| What the exercise asks |
Word for word, copy all the data and drop the pictures.

— Start —

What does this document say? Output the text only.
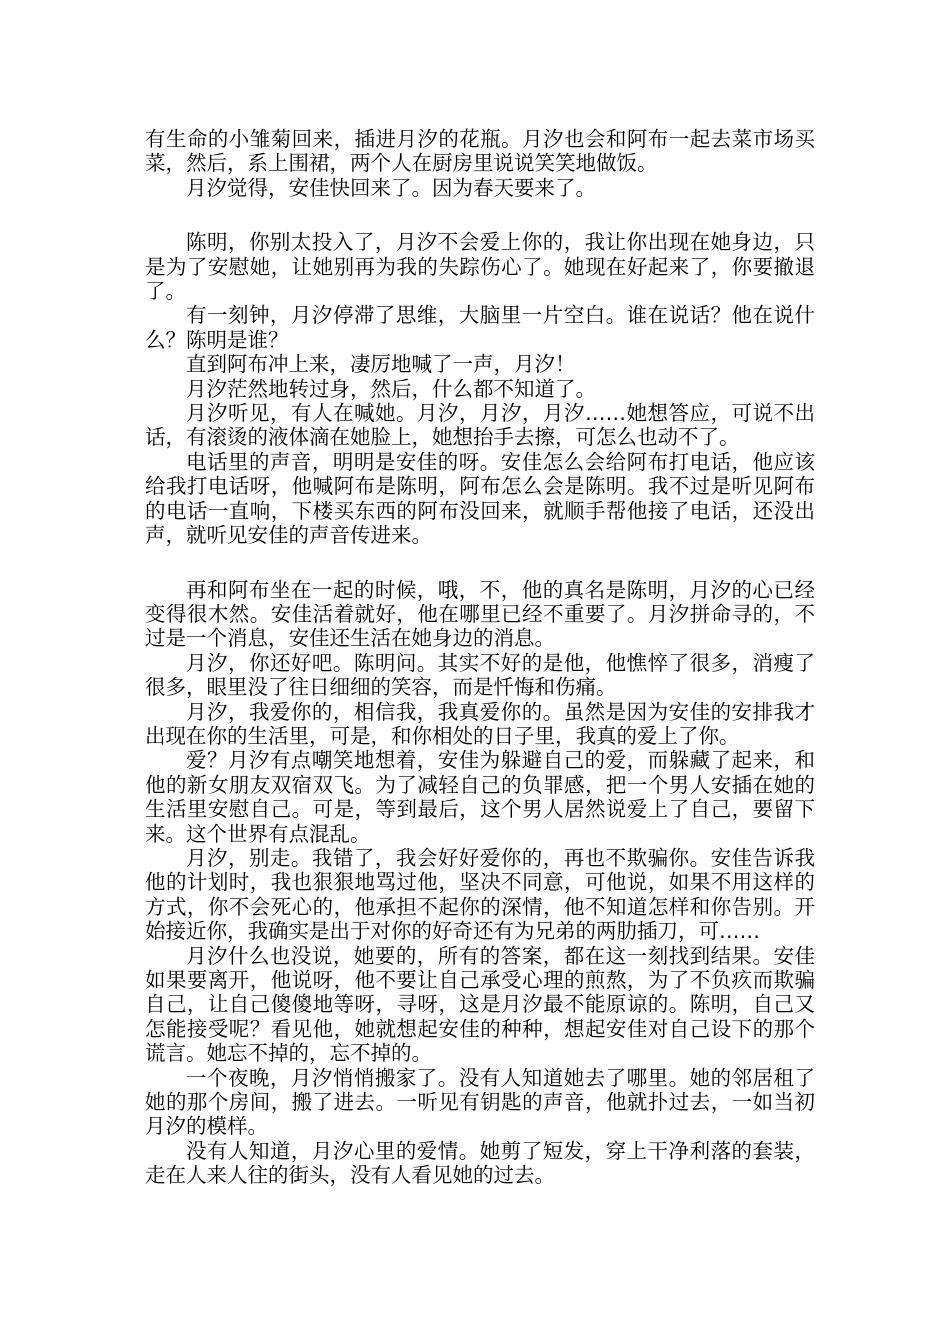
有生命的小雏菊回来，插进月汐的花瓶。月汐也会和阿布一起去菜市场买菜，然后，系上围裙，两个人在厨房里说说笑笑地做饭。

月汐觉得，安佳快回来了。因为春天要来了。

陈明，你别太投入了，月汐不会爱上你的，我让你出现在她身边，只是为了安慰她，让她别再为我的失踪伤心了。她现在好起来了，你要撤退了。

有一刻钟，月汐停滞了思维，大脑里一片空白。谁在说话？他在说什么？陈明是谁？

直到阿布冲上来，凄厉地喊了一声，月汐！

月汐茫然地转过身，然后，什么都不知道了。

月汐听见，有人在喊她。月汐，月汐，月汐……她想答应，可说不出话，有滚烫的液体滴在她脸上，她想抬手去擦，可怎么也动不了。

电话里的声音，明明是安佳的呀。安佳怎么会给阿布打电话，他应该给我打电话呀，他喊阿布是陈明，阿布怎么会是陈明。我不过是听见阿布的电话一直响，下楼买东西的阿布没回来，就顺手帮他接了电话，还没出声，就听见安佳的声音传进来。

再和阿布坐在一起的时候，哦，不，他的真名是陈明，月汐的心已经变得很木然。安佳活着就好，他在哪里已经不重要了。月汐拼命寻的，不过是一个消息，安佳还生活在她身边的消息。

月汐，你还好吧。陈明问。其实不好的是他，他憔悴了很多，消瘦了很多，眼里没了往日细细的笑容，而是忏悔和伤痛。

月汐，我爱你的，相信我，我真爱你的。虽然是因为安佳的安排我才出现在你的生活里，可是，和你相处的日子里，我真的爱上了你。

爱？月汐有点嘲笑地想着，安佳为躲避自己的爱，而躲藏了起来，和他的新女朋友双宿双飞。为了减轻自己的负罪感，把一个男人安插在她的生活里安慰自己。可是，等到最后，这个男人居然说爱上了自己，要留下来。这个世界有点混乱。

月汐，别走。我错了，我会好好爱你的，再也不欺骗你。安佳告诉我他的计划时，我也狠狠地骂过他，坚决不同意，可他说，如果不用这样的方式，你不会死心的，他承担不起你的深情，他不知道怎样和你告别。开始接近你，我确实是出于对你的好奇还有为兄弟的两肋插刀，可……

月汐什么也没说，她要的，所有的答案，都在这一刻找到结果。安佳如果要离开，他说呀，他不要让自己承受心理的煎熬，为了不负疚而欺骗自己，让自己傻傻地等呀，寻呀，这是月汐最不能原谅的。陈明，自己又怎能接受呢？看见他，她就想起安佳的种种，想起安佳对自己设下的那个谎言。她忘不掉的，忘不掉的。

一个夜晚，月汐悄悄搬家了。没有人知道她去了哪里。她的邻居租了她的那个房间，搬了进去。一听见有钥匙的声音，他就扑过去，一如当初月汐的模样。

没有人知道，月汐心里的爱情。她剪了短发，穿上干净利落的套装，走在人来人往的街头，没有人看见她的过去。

— End —

| Finished exercise |
What does this document say? Output the text only.
有生命的小雏菊回来，插进月汐的花瓶。月汐也会和阿布一起去菜市场买菜，然后，系上围裙，两个人在厨房里说说笑笑地做饭。

月汐觉得，安佳快回来了。因为春天要来了。

陈明，你别太投入了，月汐不会爱上你的，我让你出现在她身边，只是为了安慰她，让她别再为我的失踪伤心了。她现在好起来了，你要撤退了。

有一刻钟，月汐停滞了思维，大脑里一片空白。谁在说话？他在说什么？陈明是谁？

直到阿布冲上来，凄厉地喊了一声，月汐！

月汐茫然地转过身，然后，什么都不知道了。

月汐听见，有人在喊她。月汐，月汐，月汐……她想答应，可说不出话，有滚烫的液体滴在她脸上，她想抬手去擦，可怎么也动不了。

电话里的声音，明明是安佳的呀。安佳怎么会给阿布打电话，他应该给我打电话呀，他喊阿布是陈明，阿布怎么会是陈明。我不过是听见阿布的电话一直响，下楼买东西的阿布没回来，就顺手帮他接了电话，还没出声，就听见安佳的声音传进来。

再和阿布坐在一起的时候，哦，不，他的真名是陈明，月汐的心已经变得很木然。安佳活着就好，他在哪里已经不重要了。月汐拼命寻的，不过是一个消息，安佳还生活在她身边的消息。

月汐，你还好吧。陈明问。其实不好的是他，他憔悴了很多，消瘦了很多，眼里没了往日细细的笑容，而是忏悔和伤痛。

月汐，我爱你的，相信我，我真爱你的。虽然是因为安佳的安排我才出现在你的生活里，可是，和你相处的日子里，我真的爱上了你。

爱？月汐有点嘲笑地想着，安佳为躲避自己的爱，而躲藏了起来，和他的新女朋友双宿双飞。为了减轻自己的负罪感，把一个男人安插在她的生活里安慰自己。可是，等到最后，这个男人居然说爱上了自己，要留下来。这个世界有点混乱。

月汐，别走。我错了，我会好好爱你的，再也不欺骗你。安佳告诉我他的计划时，我也狠狠地骂过他，坚决不同意，可他说，如果不用这样的方式，你不会死心的，他承担不起你的深情，他不知道怎样和你告别。开始接近你，我确实是出于对你的好奇还有为兄弟的两肋插刀，可……

月汐什么也没说，她要的，所有的答案，都在这一刻找到结果。安佳如果要离开，他说呀，他不要让自己承受心理的煎熬，为了不负疚而欺骗自己，让自己傻傻地等呀，寻呀，这是月汐最不能原谅的。陈明，自己又怎能接受呢？看见他，她就想起安佳的种种，想起安佳对自己设下的那个谎言。她忘不掉的，忘不掉的。

一个夜晚，月汐悄悄搬家了。没有人知道她去了哪里。她的邻居租了她的那个房间，搬了进去。一听见有钥匙的声音，他就扑过去，一如当初月汐的模样。

没有人知道，月汐心里的爱情。她剪了短发，穿上干净利落的套装，走在人来人往的街头，没有人看见她的过去。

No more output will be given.